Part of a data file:

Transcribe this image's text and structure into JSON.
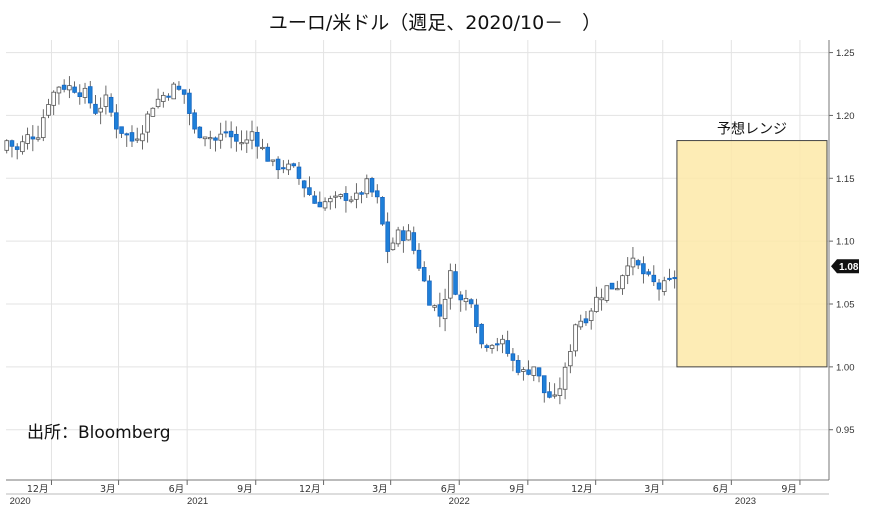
{
  "chart_data": {
    "type": "candlestick",
    "title": "ユーロ/米ドル（週足、2020/10－　）",
    "source_note": "出所：Bloomberg",
    "ylim": [
      0.91,
      1.26
    ],
    "y_ticks": [
      "0.95",
      "1.00",
      "1.05",
      "1.10",
      "1.15",
      "1.20",
      "1.25"
    ],
    "current_price": "1.08",
    "forecast_range": {
      "label": "予想レンジ",
      "low": 1.0,
      "high": 1.18,
      "start": "2023-03-20",
      "end": "2023-12-31"
    },
    "x_range": [
      "2020-10-01",
      "2023-10-10"
    ],
    "month_ticks": [
      {
        "date": "2020-12-01",
        "label": "12月"
      },
      {
        "date": "2021-03-01",
        "label": "3月"
      },
      {
        "date": "2021-06-01",
        "label": "6月"
      },
      {
        "date": "2021-09-01",
        "label": "9月"
      },
      {
        "date": "2021-12-01",
        "label": "12月"
      },
      {
        "date": "2022-03-01",
        "label": "3月"
      },
      {
        "date": "2022-06-01",
        "label": "6月"
      },
      {
        "date": "2022-09-01",
        "label": "9月"
      },
      {
        "date": "2022-12-01",
        "label": "12月"
      },
      {
        "date": "2023-03-01",
        "label": "3月"
      },
      {
        "date": "2023-06-01",
        "label": "6月"
      },
      {
        "date": "2023-09-01",
        "label": "9月"
      }
    ],
    "year_labels": [
      {
        "date": "2020-10-20",
        "label": "2020"
      },
      {
        "date": "2021-06-15",
        "label": "2021"
      },
      {
        "date": "2022-06-01",
        "label": "2022"
      },
      {
        "date": "2023-06-20",
        "label": "2023"
      }
    ],
    "close_path": [
      [
        "2020-10-02",
        1.172
      ],
      [
        "2020-10-09",
        1.18
      ],
      [
        "2020-10-23",
        1.172
      ],
      [
        "2020-11-06",
        1.183
      ],
      [
        "2020-11-20",
        1.186
      ],
      [
        "2020-12-04",
        1.212
      ],
      [
        "2020-12-18",
        1.224
      ],
      [
        "2021-01-08",
        1.222
      ],
      [
        "2021-01-22",
        1.217
      ],
      [
        "2021-02-05",
        1.204
      ],
      [
        "2021-02-19",
        1.212
      ],
      [
        "2021-03-05",
        1.192
      ],
      [
        "2021-03-26",
        1.18
      ],
      [
        "2021-04-09",
        1.19
      ],
      [
        "2021-04-23",
        1.209
      ],
      [
        "2021-05-07",
        1.216
      ],
      [
        "2021-05-21",
        1.222
      ],
      [
        "2021-06-04",
        1.217
      ],
      [
        "2021-06-18",
        1.187
      ],
      [
        "2021-07-02",
        1.186
      ],
      [
        "2021-07-16",
        1.18
      ],
      [
        "2021-07-30",
        1.187
      ],
      [
        "2021-08-13",
        1.179
      ],
      [
        "2021-08-27",
        1.179
      ],
      [
        "2021-09-03",
        1.187
      ],
      [
        "2021-09-17",
        1.173
      ],
      [
        "2021-10-01",
        1.16
      ],
      [
        "2021-10-15",
        1.16
      ],
      [
        "2021-10-29",
        1.156
      ],
      [
        "2021-11-12",
        1.144
      ],
      [
        "2021-11-26",
        1.131
      ],
      [
        "2021-12-10",
        1.131
      ],
      [
        "2021-12-24",
        1.132
      ],
      [
        "2022-01-07",
        1.136
      ],
      [
        "2022-01-21",
        1.134
      ],
      [
        "2022-02-04",
        1.145
      ],
      [
        "2022-02-18",
        1.132
      ],
      [
        "2022-03-04",
        1.093
      ],
      [
        "2022-03-18",
        1.105
      ],
      [
        "2022-04-01",
        1.105
      ],
      [
        "2022-04-15",
        1.081
      ],
      [
        "2022-04-29",
        1.054
      ],
      [
        "2022-05-13",
        1.041
      ],
      [
        "2022-05-27",
        1.073
      ],
      [
        "2022-06-10",
        1.052
      ],
      [
        "2022-06-24",
        1.055
      ],
      [
        "2022-07-08",
        1.018
      ],
      [
        "2022-07-22",
        1.021
      ],
      [
        "2022-08-05",
        1.018
      ],
      [
        "2022-08-19",
        1.004
      ],
      [
        "2022-09-02",
        0.995
      ],
      [
        "2022-09-16",
        1.001
      ],
      [
        "2022-09-30",
        0.98
      ],
      [
        "2022-10-14",
        0.973
      ],
      [
        "2022-10-28",
        0.996
      ],
      [
        "2022-11-11",
        1.035
      ],
      [
        "2022-11-25",
        1.04
      ],
      [
        "2022-12-09",
        1.054
      ],
      [
        "2022-12-23",
        1.063
      ],
      [
        "2023-01-06",
        1.065
      ],
      [
        "2023-01-20",
        1.085
      ],
      [
        "2023-02-03",
        1.079
      ],
      [
        "2023-02-17",
        1.069
      ],
      [
        "2023-03-03",
        1.063
      ],
      [
        "2023-03-10",
        1.064
      ],
      [
        "2023-03-17",
        1.067
      ],
      [
        "2023-03-20",
        1.072
      ]
    ]
  }
}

* [Task directions]
Could you repeat all of the material exactly? Pictures should not be copied.

* [Worked answer]
Transcribe this image's text and structure into JSON.
{
  "chart_data": {
    "type": "candlestick",
    "title": "ユーロ/米ドル（週足、2020/10－　）",
    "source_note": "出所：Bloomberg",
    "ylim": [
      0.91,
      1.26
    ],
    "y_ticks": [
      "0.95",
      "1.00",
      "1.05",
      "1.10",
      "1.15",
      "1.20",
      "1.25"
    ],
    "current_price": "1.08",
    "forecast_range": {
      "label": "予想レンジ",
      "low": 1.0,
      "high": 1.18,
      "start": "2023-03-20",
      "end": "2023-12-31"
    },
    "x_range": [
      "2020-10-01",
      "2023-10-10"
    ],
    "month_ticks": [
      {
        "date": "2020-12-01",
        "label": "12月"
      },
      {
        "date": "2021-03-01",
        "label": "3月"
      },
      {
        "date": "2021-06-01",
        "label": "6月"
      },
      {
        "date": "2021-09-01",
        "label": "9月"
      },
      {
        "date": "2021-12-01",
        "label": "12月"
      },
      {
        "date": "2022-03-01",
        "label": "3月"
      },
      {
        "date": "2022-06-01",
        "label": "6月"
      },
      {
        "date": "2022-09-01",
        "label": "9月"
      },
      {
        "date": "2022-12-01",
        "label": "12月"
      },
      {
        "date": "2023-03-01",
        "label": "3月"
      },
      {
        "date": "2023-06-01",
        "label": "6月"
      },
      {
        "date": "2023-09-01",
        "label": "9月"
      }
    ],
    "year_labels": [
      {
        "date": "2020-10-20",
        "label": "2020"
      },
      {
        "date": "2021-06-15",
        "label": "2021"
      },
      {
        "date": "2022-06-01",
        "label": "2022"
      },
      {
        "date": "2023-06-20",
        "label": "2023"
      }
    ],
    "close_path": [
      [
        "2020-10-02",
        1.172
      ],
      [
        "2020-10-09",
        1.18
      ],
      [
        "2020-10-23",
        1.172
      ],
      [
        "2020-11-06",
        1.183
      ],
      [
        "2020-11-20",
        1.186
      ],
      [
        "2020-12-04",
        1.212
      ],
      [
        "2020-12-18",
        1.224
      ],
      [
        "2021-01-08",
        1.222
      ],
      [
        "2021-01-22",
        1.217
      ],
      [
        "2021-02-05",
        1.204
      ],
      [
        "2021-02-19",
        1.212
      ],
      [
        "2021-03-05",
        1.192
      ],
      [
        "2021-03-26",
        1.18
      ],
      [
        "2021-04-09",
        1.19
      ],
      [
        "2021-04-23",
        1.209
      ],
      [
        "2021-05-07",
        1.216
      ],
      [
        "2021-05-21",
        1.222
      ],
      [
        "2021-06-04",
        1.217
      ],
      [
        "2021-06-18",
        1.187
      ],
      [
        "2021-07-02",
        1.186
      ],
      [
        "2021-07-16",
        1.18
      ],
      [
        "2021-07-30",
        1.187
      ],
      [
        "2021-08-13",
        1.179
      ],
      [
        "2021-08-27",
        1.179
      ],
      [
        "2021-09-03",
        1.187
      ],
      [
        "2021-09-17",
        1.173
      ],
      [
        "2021-10-01",
        1.16
      ],
      [
        "2021-10-15",
        1.16
      ],
      [
        "2021-10-29",
        1.156
      ],
      [
        "2021-11-12",
        1.144
      ],
      [
        "2021-11-26",
        1.131
      ],
      [
        "2021-12-10",
        1.131
      ],
      [
        "2021-12-24",
        1.132
      ],
      [
        "2022-01-07",
        1.136
      ],
      [
        "2022-01-21",
        1.134
      ],
      [
        "2022-02-04",
        1.145
      ],
      [
        "2022-02-18",
        1.132
      ],
      [
        "2022-03-04",
        1.093
      ],
      [
        "2022-03-18",
        1.105
      ],
      [
        "2022-04-01",
        1.105
      ],
      [
        "2022-04-15",
        1.081
      ],
      [
        "2022-04-29",
        1.054
      ],
      [
        "2022-05-13",
        1.041
      ],
      [
        "2022-05-27",
        1.073
      ],
      [
        "2022-06-10",
        1.052
      ],
      [
        "2022-06-24",
        1.055
      ],
      [
        "2022-07-08",
        1.018
      ],
      [
        "2022-07-22",
        1.021
      ],
      [
        "2022-08-05",
        1.018
      ],
      [
        "2022-08-19",
        1.004
      ],
      [
        "2022-09-02",
        0.995
      ],
      [
        "2022-09-16",
        1.001
      ],
      [
        "2022-09-30",
        0.98
      ],
      [
        "2022-10-14",
        0.973
      ],
      [
        "2022-10-28",
        0.996
      ],
      [
        "2022-11-11",
        1.035
      ],
      [
        "2022-11-25",
        1.04
      ],
      [
        "2022-12-09",
        1.054
      ],
      [
        "2022-12-23",
        1.063
      ],
      [
        "2023-01-06",
        1.065
      ],
      [
        "2023-01-20",
        1.085
      ],
      [
        "2023-02-03",
        1.079
      ],
      [
        "2023-02-17",
        1.069
      ],
      [
        "2023-03-03",
        1.063
      ],
      [
        "2023-03-10",
        1.064
      ],
      [
        "2023-03-17",
        1.067
      ],
      [
        "2023-03-20",
        1.072
      ]
    ]
  }
}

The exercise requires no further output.